> [THE PROBLEM]
Identify the lines holding "document" and copy them.

> [EXTRACTED ENTRIES]
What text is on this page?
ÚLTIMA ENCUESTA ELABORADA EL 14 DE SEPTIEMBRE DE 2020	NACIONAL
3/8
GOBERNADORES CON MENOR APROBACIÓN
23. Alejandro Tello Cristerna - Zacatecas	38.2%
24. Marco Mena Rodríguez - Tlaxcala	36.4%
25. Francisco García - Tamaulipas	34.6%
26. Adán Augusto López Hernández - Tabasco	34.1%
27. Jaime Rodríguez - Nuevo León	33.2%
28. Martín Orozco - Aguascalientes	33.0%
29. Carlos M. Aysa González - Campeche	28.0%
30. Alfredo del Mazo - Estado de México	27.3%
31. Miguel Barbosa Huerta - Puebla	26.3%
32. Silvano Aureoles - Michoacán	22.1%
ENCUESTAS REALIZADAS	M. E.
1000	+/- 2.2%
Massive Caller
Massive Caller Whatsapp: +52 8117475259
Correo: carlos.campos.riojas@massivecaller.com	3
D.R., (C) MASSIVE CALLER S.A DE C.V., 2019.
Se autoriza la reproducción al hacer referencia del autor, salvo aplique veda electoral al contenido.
...
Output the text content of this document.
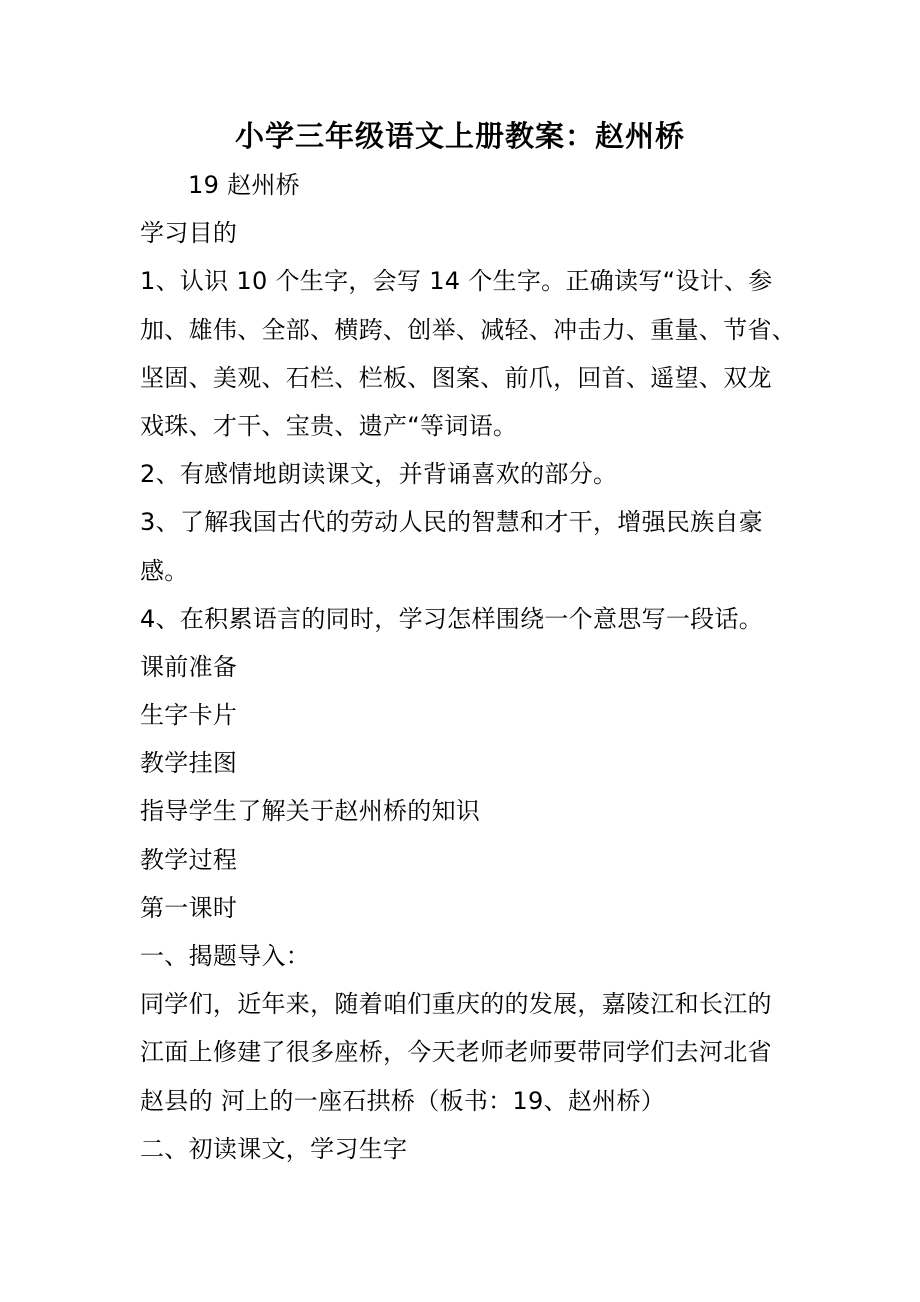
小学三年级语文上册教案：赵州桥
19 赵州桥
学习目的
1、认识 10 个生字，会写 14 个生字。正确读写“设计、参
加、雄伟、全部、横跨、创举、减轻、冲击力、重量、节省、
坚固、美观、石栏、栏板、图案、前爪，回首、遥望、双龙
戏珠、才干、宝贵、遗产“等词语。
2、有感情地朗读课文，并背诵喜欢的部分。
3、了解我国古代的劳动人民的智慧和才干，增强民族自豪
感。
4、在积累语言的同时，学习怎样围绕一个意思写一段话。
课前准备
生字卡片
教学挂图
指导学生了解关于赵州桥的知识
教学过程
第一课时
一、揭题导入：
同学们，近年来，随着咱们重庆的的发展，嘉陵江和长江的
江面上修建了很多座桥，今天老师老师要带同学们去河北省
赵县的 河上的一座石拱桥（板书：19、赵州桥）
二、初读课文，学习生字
==
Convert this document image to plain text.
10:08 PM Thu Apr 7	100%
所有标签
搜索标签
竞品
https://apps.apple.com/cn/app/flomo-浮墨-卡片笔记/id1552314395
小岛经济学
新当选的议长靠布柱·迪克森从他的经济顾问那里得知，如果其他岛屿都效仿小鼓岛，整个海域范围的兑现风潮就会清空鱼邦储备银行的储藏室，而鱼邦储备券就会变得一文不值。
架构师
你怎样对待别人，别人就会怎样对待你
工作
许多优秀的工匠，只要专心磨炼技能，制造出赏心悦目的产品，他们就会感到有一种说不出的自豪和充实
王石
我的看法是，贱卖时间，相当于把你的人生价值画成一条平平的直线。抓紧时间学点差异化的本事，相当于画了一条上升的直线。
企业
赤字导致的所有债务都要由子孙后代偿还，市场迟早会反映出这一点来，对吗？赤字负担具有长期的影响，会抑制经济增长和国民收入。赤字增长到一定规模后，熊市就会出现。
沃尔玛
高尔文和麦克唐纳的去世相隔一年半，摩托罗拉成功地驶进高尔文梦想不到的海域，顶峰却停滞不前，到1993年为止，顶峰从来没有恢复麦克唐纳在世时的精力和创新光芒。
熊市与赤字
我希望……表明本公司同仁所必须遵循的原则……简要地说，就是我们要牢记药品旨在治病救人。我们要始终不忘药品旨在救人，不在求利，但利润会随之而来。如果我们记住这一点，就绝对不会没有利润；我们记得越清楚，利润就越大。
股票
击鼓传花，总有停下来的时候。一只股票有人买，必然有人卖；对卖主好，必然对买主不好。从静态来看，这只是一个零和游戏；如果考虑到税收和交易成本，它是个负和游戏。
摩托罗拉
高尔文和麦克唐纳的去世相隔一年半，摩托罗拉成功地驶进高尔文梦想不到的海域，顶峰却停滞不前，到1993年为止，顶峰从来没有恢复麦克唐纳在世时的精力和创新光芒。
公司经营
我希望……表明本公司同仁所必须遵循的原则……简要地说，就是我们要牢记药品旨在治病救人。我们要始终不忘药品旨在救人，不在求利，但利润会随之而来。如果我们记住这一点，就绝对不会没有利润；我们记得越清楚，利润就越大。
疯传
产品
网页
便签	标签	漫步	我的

> [ANSWER TO THIS TASK]
Output the text content of this document.
Convert this document image to plain text.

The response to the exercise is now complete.